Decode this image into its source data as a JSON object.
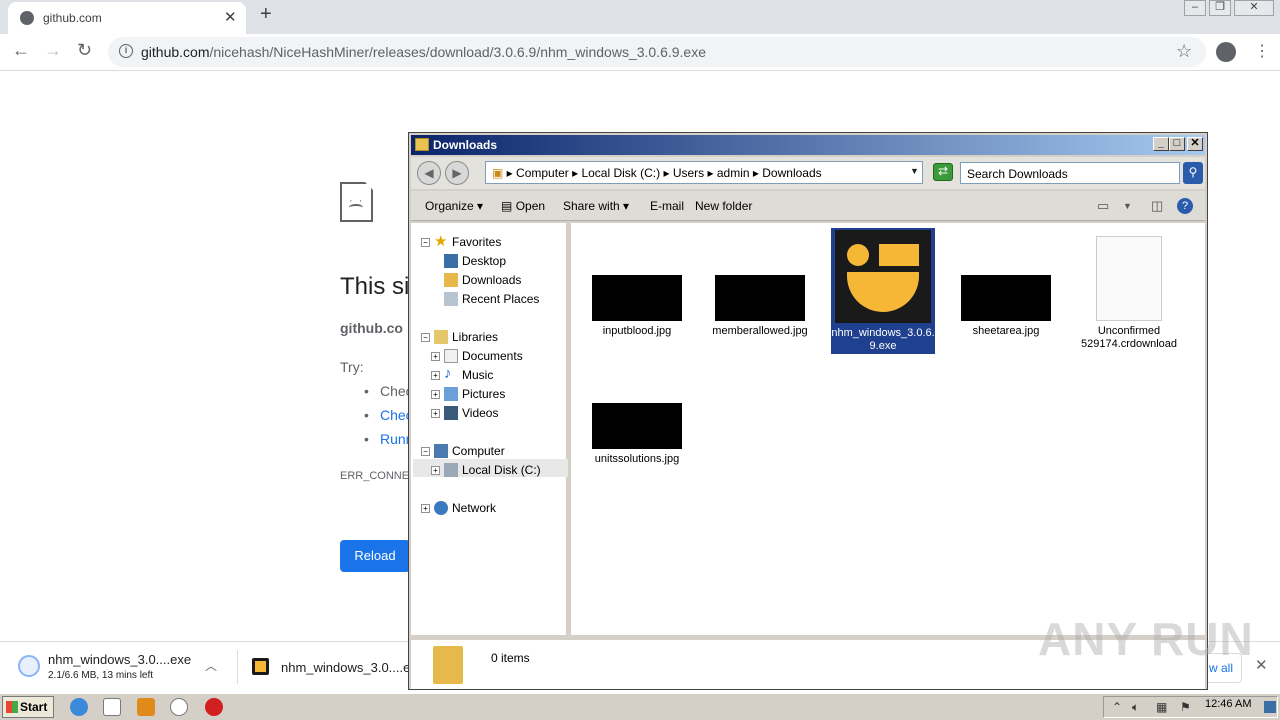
{
  "browser": {
    "tab_title": "github.com",
    "url_host": "github.com",
    "url_path": "/nicehash/NiceHashMiner/releases/download/3.0.6.9/nhm_windows_3.0.6.9.exe"
  },
  "error_page": {
    "title": "This si",
    "host": "github.co",
    "try_label": "Try:",
    "items": [
      "Chec",
      "Chec",
      "Runn"
    ],
    "code": "ERR_CONNEC",
    "reload_label": "Reload"
  },
  "downloads": {
    "item1_name": "nhm_windows_3.0....exe",
    "item1_status": "2.1/6.6 MB, 13 mins left",
    "item2_name": "nhm_windows_3.0....e",
    "show_all": "w all"
  },
  "taskbar": {
    "start_label": "Start",
    "clock": "12:46 AM"
  },
  "explorer": {
    "title": "Downloads",
    "breadcrumbs": [
      "Computer",
      "Local Disk (C:)",
      "Users",
      "admin",
      "Downloads"
    ],
    "search_placeholder": "Search Downloads",
    "commands": {
      "organize": "Organize",
      "open": "Open",
      "share_with": "Share with",
      "email": "E-mail",
      "new_folder": "New folder"
    },
    "tree": {
      "favorites": "Favorites",
      "desktop": "Desktop",
      "downloads": "Downloads",
      "recent": "Recent Places",
      "libraries": "Libraries",
      "documents": "Documents",
      "music": "Music",
      "pictures": "Pictures",
      "videos": "Videos",
      "computer": "Computer",
      "local_disk": "Local Disk (C:)",
      "network": "Network"
    },
    "files": {
      "f1": "inputblood.jpg",
      "f2": "memberallowed.jpg",
      "f3": "nhm_windows_3.0.6.9.exe",
      "f4": "sheetarea.jpg",
      "f5": "Unconfirmed 529174.crdownload",
      "f6": "unitssolutions.jpg"
    },
    "status_count": "0 items"
  },
  "watermark": "ANY RUN",
  "colors": {
    "chrome_blue": "#1a73e8",
    "titlebar": "#0a246a",
    "selection": "#1f3f8f",
    "nicehash_yellow": "#f5b735"
  }
}
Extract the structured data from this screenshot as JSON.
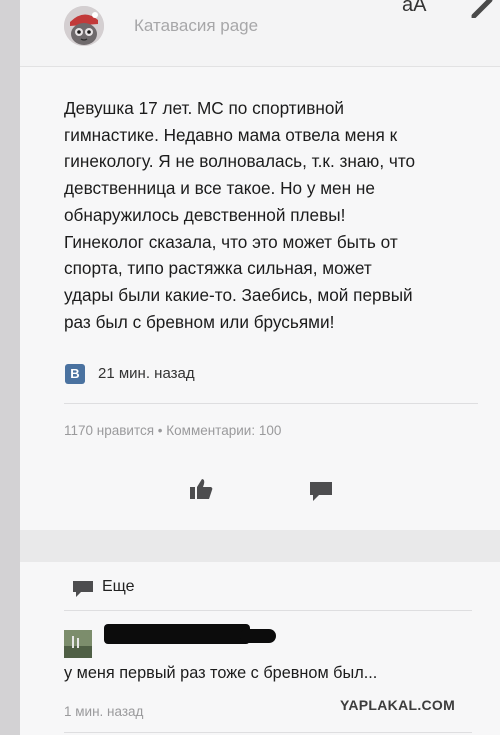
{
  "header": {
    "page_name": "Катавасия page",
    "font_toggle": "аА",
    "avatar_icon": "cat-avatar-icon",
    "edit_icon": "pencil-icon"
  },
  "post": {
    "lines": [
      "Девушка 17 лет. МС по спортивной",
      "гимнастике. Недавно мама отвела меня к",
      "гинекологу. Я не волновалась, т.к. знаю, что",
      "девственница и все такое. Но у мен не",
      "обнаружилось девственной плевы!",
      "Гинеколог сказала, что это может быть от",
      "спорта, типо растяжка сильная, может",
      "удары были какие-то. Заебись, мой первый",
      "раз был с бревном или брусьями!"
    ],
    "source_badge": "В",
    "time_ago": "21 мин. назад",
    "stats": "1170 нравится • Комментарии: 100",
    "like_icon": "thumbs-up-icon",
    "comment_icon": "speech-bubble-icon"
  },
  "comments": {
    "more_label": "Еще",
    "more_icon": "speech-bubble-icon",
    "comment_text": "у меня первый раз тоже с бревном был...",
    "comment_time": "1 мин. назад"
  },
  "watermark": "YAPLAKAL.COM",
  "colors": {
    "vk_blue": "#4a72a0",
    "background": "#e9e9ea",
    "card": "#f7f7f8",
    "muted_text": "#9a9a9c"
  }
}
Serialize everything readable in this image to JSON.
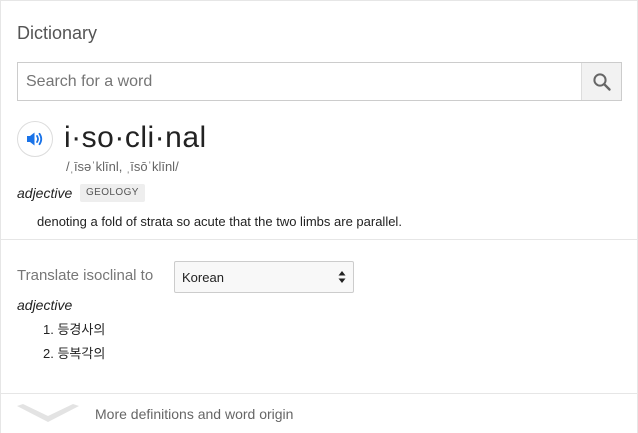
{
  "header": {
    "title": "Dictionary"
  },
  "search": {
    "placeholder": "Search for a word",
    "value": "",
    "button_icon": "search-icon"
  },
  "entry": {
    "speaker_icon": "speaker-icon",
    "headword": "i·so·cli·nal",
    "pronunciation": "/ˌīsəˈklīnl, ˌīsōˈklīnl/",
    "part_of_speech": "adjective",
    "subject_label": "GEOLOGY",
    "definition": "denoting a fold of strata so acute that the two limbs are parallel."
  },
  "translate": {
    "label": "Translate isoclinal to",
    "language": "Korean",
    "part_of_speech": "adjective",
    "items": [
      "1. 등경사의",
      "2. 등복각의"
    ]
  },
  "footer": {
    "more_label": "More definitions and word origin",
    "chevron_icon": "chevron-down-icon"
  },
  "colors": {
    "speaker_blue": "#1a73e8",
    "border": "#cccccc",
    "muted_text": "#777777"
  }
}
■ ■ ■ ■ ■
» **Problem statement**
The lines to be quoted run from the line containing "Serialize everything readable" through the end of the entries above, both included; quote them exactly and leave out any pictures.

» **Written reply**
Serialize everything readable in this image to JSON.
{
  "header": {
    "title": "Dictionary"
  },
  "search": {
    "placeholder": "Search for a word",
    "value": "",
    "button_icon": "search-icon"
  },
  "entry": {
    "speaker_icon": "speaker-icon",
    "headword": "i·so·cli·nal",
    "pronunciation": "/ˌīsəˈklīnl, ˌīsōˈklīnl/",
    "part_of_speech": "adjective",
    "subject_label": "GEOLOGY",
    "definition": "denoting a fold of strata so acute that the two limbs are parallel."
  },
  "translate": {
    "label": "Translate isoclinal to",
    "language": "Korean",
    "part_of_speech": "adjective",
    "items": [
      "1. 등경사의",
      "2. 등복각의"
    ]
  },
  "footer": {
    "more_label": "More definitions and word origin",
    "chevron_icon": "chevron-down-icon"
  },
  "colors": {
    "speaker_blue": "#1a73e8",
    "border": "#cccccc",
    "muted_text": "#777777"
  }
}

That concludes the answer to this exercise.